Problem:
Review the listing and copy each line that holds the word "телекоммуникационной".

Material supplied:
======

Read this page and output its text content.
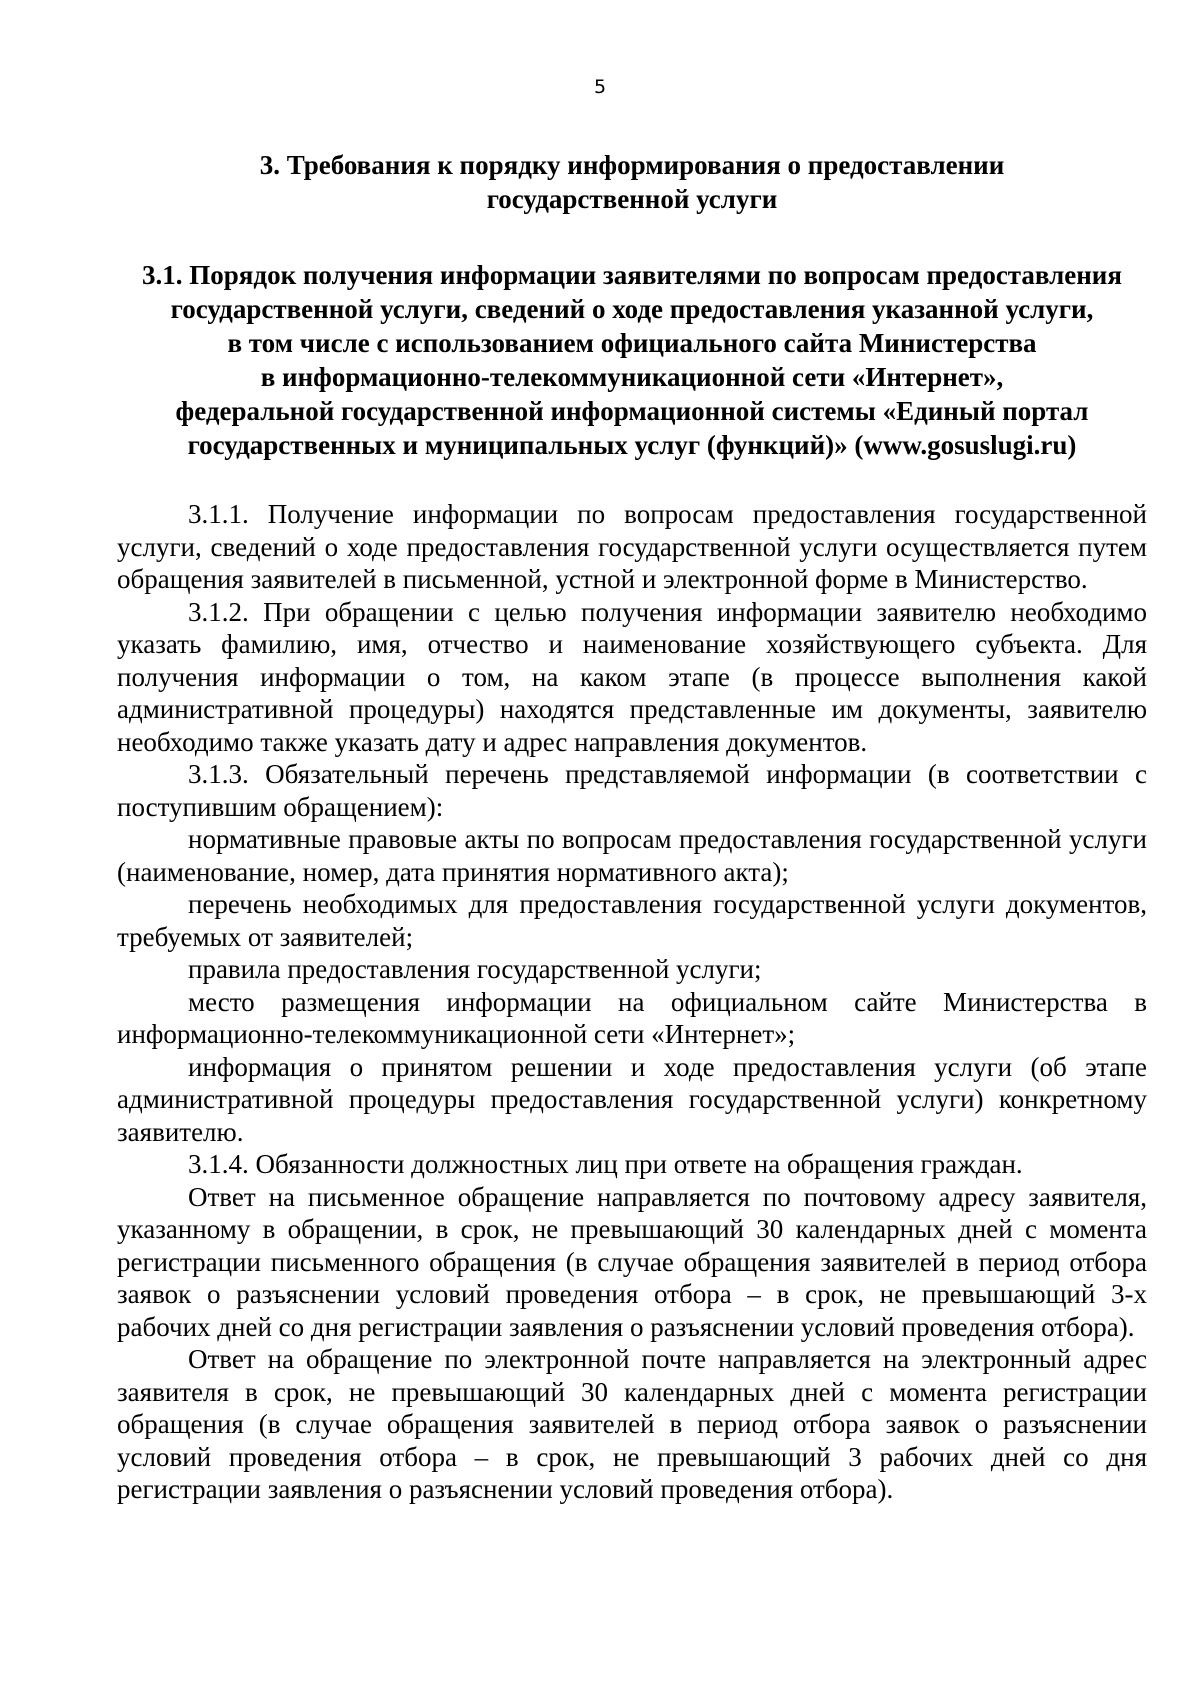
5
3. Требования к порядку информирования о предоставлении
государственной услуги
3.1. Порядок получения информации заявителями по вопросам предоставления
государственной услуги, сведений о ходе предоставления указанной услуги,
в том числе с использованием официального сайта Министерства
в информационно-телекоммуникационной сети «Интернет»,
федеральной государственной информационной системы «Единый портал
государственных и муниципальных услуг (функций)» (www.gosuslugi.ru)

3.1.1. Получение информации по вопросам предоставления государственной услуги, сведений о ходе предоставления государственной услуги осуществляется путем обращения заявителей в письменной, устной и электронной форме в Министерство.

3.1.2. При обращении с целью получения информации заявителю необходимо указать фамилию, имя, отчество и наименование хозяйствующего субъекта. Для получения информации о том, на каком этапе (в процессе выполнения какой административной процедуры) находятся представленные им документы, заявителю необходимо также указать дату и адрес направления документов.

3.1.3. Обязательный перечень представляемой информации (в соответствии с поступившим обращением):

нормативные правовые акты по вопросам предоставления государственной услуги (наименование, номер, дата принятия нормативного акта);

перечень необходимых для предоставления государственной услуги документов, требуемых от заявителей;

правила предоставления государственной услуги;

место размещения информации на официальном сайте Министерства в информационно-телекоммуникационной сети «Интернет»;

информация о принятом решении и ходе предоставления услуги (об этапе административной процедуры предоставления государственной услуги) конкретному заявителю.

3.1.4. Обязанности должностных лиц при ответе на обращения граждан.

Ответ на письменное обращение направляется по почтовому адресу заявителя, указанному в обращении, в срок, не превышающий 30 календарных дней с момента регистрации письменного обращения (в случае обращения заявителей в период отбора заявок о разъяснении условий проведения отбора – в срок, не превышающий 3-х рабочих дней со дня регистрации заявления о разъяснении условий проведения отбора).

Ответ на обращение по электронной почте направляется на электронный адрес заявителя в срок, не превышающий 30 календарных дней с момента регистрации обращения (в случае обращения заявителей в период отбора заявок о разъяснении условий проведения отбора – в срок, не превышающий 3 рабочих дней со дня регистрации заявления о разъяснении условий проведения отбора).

======

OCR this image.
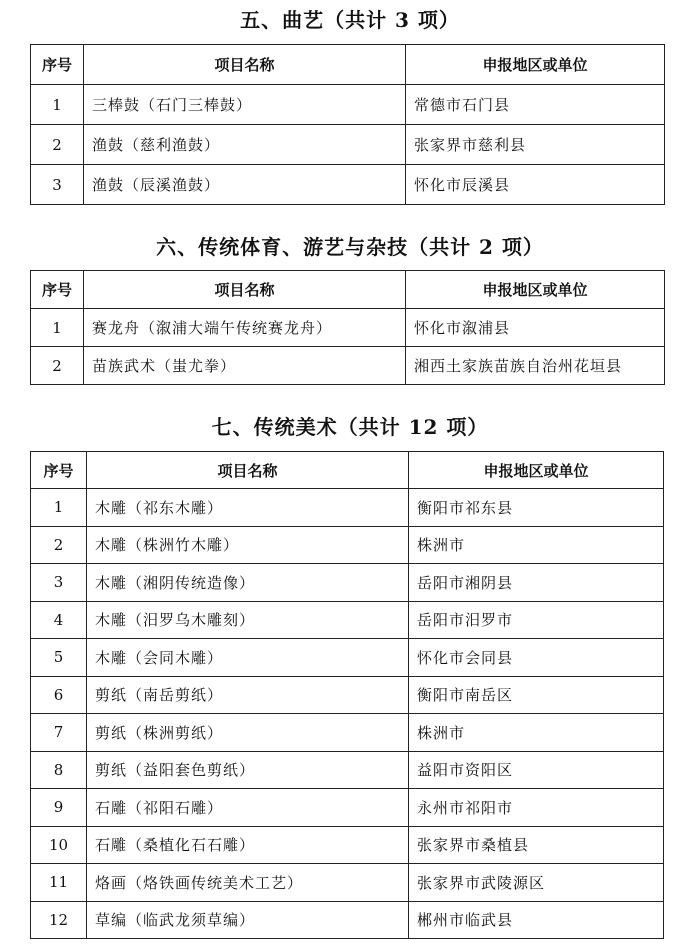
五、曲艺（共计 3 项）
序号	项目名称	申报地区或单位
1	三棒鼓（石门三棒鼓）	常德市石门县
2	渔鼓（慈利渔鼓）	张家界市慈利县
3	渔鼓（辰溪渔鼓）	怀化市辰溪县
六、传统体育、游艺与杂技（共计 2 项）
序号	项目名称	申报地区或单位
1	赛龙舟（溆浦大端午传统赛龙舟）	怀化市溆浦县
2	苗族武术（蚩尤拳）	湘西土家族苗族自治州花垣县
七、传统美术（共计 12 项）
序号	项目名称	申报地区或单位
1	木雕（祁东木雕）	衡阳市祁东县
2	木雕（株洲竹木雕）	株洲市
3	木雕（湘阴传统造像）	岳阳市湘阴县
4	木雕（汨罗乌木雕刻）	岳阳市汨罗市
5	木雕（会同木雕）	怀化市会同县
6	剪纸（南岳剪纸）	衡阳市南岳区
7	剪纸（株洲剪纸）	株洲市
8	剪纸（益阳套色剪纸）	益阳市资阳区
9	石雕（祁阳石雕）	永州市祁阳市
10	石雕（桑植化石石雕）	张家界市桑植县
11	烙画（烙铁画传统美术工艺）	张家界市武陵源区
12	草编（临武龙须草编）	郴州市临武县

======

Written answer:
в информационно-телекоммуникационной сети «Интернет»,
место размещения информации на официальном сайте Министерства в информационно-телекоммуникационной сети «Интернет»;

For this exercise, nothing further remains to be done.